◆ WHAT IS REQUIRED
Search the material below for the word "balance". Copy every line that has it.

[Extracted records]
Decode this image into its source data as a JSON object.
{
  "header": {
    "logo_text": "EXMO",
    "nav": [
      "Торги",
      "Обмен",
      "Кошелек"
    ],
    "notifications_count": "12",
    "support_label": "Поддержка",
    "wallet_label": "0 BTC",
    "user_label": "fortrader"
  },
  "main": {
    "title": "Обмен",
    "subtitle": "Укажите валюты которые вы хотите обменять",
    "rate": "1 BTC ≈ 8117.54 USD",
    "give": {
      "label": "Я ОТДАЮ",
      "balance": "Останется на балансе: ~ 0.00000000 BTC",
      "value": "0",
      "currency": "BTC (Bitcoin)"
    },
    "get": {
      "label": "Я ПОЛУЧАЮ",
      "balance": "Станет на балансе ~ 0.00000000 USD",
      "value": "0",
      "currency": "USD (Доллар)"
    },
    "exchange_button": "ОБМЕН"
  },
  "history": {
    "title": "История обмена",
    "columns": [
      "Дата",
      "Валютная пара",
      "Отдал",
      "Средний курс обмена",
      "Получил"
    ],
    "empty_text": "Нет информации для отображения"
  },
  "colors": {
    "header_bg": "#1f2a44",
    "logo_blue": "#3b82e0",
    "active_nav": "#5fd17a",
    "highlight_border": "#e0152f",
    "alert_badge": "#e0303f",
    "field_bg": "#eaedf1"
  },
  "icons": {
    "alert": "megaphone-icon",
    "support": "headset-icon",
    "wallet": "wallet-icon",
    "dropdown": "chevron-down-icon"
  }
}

◆ RESPONSE
      "balance": "Останется на балансе: ~ 0.00000000 BTC",
      "balance": "Станет на балансе ~ 0.00000000 USD",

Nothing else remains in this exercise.